[Dataset records]
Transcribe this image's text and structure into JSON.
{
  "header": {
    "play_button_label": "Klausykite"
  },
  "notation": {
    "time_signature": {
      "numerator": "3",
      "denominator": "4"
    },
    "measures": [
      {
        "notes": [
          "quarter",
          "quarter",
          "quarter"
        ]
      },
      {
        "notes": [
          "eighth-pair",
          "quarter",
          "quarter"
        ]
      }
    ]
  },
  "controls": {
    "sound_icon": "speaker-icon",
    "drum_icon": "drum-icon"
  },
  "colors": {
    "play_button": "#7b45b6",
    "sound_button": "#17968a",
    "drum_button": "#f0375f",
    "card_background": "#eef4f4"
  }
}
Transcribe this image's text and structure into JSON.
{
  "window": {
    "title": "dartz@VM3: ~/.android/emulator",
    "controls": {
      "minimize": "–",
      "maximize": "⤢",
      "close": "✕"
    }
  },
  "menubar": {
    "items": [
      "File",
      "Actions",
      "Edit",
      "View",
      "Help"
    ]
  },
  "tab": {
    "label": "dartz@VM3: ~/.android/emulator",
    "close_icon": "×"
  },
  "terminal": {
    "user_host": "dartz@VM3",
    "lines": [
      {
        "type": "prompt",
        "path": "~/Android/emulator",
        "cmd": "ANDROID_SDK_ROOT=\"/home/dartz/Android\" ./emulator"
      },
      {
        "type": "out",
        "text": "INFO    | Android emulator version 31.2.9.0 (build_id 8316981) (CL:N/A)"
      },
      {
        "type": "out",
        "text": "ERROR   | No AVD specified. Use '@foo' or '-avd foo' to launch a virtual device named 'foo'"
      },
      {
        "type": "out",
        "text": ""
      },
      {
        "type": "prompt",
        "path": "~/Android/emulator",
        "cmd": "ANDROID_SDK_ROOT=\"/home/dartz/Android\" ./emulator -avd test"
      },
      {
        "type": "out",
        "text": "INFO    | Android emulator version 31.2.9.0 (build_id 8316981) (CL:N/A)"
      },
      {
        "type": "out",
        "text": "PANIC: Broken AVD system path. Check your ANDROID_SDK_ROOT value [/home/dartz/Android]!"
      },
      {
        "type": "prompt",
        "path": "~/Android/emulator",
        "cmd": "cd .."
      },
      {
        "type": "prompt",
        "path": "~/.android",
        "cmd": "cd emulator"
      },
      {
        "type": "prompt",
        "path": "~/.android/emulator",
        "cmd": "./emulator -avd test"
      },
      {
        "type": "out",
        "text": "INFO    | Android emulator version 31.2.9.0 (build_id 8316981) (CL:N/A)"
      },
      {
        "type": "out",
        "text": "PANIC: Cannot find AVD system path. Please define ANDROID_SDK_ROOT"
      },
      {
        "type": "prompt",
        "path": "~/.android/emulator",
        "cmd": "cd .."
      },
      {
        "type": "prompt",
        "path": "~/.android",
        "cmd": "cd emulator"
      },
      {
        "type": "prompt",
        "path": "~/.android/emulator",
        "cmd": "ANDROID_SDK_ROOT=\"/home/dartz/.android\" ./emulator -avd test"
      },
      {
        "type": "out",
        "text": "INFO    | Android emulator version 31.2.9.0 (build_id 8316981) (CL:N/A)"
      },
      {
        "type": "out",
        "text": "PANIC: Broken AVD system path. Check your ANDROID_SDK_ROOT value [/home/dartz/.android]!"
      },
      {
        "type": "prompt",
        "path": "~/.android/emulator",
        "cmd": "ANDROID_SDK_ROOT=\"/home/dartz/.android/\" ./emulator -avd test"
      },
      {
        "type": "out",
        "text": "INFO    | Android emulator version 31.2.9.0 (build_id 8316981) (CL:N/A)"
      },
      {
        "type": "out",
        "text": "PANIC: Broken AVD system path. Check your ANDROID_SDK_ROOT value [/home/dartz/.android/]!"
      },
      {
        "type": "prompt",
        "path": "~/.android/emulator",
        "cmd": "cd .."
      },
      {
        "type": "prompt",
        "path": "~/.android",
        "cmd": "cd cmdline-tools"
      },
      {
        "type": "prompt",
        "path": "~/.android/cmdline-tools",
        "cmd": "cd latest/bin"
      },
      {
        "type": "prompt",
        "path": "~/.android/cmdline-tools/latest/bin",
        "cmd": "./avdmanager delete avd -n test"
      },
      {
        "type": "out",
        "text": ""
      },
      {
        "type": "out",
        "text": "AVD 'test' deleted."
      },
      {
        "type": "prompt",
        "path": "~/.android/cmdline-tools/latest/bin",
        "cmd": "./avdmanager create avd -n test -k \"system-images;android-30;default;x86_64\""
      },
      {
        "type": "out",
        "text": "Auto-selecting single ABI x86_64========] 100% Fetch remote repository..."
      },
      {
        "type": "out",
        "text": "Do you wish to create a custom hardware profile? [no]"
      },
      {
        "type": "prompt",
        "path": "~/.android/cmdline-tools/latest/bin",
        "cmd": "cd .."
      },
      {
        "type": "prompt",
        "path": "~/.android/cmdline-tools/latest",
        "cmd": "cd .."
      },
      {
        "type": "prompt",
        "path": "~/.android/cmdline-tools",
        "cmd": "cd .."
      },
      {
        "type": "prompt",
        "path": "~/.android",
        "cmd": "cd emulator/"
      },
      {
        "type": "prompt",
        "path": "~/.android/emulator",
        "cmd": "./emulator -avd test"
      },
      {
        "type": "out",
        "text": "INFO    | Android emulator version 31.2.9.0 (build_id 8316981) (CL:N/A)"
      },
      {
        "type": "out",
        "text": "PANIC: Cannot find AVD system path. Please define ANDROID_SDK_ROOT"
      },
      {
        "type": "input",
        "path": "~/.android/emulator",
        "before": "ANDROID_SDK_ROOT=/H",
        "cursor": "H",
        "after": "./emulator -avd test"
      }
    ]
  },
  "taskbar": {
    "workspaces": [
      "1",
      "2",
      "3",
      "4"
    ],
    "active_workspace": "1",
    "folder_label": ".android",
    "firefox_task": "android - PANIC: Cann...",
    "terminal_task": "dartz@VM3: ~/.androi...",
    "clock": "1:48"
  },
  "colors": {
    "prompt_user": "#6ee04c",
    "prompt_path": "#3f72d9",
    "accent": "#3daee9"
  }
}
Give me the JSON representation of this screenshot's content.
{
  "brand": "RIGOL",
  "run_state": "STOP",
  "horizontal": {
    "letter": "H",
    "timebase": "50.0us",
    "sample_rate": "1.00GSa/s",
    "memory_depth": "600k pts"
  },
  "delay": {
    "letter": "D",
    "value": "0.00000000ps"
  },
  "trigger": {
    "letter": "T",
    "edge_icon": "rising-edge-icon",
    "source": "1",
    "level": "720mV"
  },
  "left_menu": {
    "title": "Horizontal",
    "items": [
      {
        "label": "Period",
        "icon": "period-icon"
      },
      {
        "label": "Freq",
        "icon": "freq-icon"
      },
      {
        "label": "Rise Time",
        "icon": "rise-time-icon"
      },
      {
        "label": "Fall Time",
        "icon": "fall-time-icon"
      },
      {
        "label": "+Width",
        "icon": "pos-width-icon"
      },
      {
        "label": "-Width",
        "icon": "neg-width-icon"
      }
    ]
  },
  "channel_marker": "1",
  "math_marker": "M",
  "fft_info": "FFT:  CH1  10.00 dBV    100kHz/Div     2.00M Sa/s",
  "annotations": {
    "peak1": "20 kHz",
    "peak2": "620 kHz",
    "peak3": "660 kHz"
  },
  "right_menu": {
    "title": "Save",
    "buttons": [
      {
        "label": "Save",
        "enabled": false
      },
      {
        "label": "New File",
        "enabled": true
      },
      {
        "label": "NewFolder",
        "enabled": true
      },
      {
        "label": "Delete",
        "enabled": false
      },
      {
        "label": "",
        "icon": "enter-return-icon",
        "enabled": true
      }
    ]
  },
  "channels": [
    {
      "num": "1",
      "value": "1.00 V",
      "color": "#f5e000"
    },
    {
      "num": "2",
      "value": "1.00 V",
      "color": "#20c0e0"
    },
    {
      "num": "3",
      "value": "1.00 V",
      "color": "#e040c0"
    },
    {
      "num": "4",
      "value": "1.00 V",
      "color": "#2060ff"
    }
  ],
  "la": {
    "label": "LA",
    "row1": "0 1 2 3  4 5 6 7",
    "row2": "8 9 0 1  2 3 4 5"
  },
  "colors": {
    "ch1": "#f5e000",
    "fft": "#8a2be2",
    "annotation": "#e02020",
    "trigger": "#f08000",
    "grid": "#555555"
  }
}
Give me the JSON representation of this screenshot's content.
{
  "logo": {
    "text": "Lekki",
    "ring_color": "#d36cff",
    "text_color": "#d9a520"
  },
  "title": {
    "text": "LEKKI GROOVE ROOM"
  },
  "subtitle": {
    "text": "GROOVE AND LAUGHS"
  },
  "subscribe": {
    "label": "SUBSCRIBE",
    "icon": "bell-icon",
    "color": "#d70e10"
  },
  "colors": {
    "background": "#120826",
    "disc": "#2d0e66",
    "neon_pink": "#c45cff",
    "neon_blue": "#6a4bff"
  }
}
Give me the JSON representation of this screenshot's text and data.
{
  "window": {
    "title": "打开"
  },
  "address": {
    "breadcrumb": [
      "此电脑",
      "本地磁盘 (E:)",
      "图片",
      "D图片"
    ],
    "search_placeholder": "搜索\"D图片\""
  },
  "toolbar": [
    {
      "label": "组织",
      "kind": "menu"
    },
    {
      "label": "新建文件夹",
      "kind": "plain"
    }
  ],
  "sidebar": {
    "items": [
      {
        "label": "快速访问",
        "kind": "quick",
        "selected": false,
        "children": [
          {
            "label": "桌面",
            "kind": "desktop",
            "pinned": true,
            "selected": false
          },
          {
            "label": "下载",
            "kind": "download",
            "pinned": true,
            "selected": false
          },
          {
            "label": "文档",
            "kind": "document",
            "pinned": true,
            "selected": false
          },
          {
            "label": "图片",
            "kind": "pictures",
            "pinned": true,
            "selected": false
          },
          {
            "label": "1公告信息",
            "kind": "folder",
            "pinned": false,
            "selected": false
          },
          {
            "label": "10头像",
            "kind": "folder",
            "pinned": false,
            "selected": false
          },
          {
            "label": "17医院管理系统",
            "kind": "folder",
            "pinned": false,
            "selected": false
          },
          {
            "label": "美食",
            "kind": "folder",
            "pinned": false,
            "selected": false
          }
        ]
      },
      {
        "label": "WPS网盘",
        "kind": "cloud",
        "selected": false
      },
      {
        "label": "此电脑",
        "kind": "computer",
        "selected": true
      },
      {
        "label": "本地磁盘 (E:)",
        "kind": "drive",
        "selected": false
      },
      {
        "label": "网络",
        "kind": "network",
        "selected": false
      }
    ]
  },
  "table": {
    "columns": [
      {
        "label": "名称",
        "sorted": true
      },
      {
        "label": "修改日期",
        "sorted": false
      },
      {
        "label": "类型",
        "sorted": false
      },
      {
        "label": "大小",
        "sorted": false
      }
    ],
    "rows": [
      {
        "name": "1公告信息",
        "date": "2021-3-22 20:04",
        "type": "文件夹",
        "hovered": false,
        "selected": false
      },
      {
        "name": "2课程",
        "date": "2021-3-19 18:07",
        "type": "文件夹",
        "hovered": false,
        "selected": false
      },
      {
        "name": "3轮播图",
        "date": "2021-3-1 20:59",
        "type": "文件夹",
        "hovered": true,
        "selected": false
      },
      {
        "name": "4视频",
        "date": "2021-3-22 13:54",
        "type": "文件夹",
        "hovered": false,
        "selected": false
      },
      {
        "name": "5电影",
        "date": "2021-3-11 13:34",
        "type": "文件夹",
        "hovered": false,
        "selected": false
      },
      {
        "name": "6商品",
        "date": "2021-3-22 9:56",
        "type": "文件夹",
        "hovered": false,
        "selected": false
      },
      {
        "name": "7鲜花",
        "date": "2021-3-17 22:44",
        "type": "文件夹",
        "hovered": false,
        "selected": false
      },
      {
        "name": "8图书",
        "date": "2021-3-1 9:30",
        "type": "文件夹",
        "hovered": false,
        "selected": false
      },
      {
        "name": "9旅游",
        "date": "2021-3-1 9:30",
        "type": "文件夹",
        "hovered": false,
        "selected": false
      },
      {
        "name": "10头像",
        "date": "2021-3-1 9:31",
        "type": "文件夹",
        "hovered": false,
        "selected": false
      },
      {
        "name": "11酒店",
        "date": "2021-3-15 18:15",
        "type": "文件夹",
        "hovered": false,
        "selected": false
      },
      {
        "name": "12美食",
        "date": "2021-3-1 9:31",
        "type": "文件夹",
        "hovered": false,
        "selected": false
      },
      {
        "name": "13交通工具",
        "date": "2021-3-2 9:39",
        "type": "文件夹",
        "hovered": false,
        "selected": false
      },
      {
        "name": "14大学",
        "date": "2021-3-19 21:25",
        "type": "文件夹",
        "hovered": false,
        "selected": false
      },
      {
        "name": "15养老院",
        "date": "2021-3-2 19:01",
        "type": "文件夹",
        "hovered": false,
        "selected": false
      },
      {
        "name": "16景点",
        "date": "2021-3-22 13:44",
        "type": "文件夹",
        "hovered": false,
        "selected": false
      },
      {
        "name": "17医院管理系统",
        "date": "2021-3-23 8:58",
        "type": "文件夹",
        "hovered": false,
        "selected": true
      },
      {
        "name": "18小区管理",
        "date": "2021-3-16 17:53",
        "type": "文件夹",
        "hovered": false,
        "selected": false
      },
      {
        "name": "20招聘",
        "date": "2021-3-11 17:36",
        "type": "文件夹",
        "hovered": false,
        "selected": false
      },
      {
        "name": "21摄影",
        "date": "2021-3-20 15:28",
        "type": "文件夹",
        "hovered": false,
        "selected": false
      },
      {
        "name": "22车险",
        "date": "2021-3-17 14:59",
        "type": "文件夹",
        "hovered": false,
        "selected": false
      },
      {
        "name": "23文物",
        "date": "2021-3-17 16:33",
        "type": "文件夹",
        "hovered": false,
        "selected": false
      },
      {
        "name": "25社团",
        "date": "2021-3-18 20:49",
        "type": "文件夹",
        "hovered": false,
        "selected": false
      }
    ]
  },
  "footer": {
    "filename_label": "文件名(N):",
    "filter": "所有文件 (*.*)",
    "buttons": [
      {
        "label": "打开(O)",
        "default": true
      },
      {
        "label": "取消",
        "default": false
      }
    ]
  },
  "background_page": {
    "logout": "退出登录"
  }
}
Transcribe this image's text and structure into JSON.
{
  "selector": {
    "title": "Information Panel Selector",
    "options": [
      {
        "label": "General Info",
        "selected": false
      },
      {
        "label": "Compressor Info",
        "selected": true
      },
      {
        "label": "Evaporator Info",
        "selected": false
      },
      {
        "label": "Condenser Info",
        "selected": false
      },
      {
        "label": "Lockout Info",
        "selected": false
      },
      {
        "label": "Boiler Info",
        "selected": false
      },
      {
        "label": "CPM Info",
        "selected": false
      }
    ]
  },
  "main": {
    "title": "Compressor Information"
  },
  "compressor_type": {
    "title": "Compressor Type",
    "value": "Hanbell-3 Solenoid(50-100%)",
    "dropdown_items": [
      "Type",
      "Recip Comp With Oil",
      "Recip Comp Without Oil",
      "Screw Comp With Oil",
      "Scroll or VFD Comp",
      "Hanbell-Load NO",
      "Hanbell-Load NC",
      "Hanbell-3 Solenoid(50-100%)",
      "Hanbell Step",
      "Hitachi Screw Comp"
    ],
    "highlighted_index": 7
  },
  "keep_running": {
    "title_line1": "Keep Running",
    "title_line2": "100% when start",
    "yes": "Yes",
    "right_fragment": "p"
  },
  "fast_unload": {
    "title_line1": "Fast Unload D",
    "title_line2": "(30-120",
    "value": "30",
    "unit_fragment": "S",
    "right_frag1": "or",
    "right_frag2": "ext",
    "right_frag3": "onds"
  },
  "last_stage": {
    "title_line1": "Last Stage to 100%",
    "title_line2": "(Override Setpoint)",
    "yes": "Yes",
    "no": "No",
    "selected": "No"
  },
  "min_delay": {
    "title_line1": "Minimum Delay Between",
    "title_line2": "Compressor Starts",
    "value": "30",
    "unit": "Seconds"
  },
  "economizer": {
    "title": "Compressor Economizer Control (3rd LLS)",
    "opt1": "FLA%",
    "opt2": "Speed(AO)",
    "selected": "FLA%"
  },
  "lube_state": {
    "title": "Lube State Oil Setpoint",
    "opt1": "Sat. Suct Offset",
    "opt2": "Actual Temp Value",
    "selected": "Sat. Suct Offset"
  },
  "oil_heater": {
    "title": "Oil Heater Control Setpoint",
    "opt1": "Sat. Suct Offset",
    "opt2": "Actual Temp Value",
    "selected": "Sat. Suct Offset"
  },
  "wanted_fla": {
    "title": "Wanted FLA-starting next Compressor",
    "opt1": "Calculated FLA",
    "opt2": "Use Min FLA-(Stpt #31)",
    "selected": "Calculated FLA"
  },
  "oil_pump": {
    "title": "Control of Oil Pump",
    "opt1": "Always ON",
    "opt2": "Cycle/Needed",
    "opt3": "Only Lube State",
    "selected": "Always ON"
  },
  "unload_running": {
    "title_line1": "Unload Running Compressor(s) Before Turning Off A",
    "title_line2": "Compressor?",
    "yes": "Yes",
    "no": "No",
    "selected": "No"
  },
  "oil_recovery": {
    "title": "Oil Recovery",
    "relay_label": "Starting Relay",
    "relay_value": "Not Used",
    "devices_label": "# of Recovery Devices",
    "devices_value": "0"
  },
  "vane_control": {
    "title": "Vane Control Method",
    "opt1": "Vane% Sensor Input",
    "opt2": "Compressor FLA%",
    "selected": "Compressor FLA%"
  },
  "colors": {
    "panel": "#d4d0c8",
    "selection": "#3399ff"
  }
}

◆ **TASK INSTRUCTIONS**:
Identify the lines of the entries containing the string "Solenoid". Copy each such line.

◆ **REPLY**:
    "value": "Hanbell-3 Solenoid(50-100%)",
      "Hanbell-3 Solenoid(50-100%)",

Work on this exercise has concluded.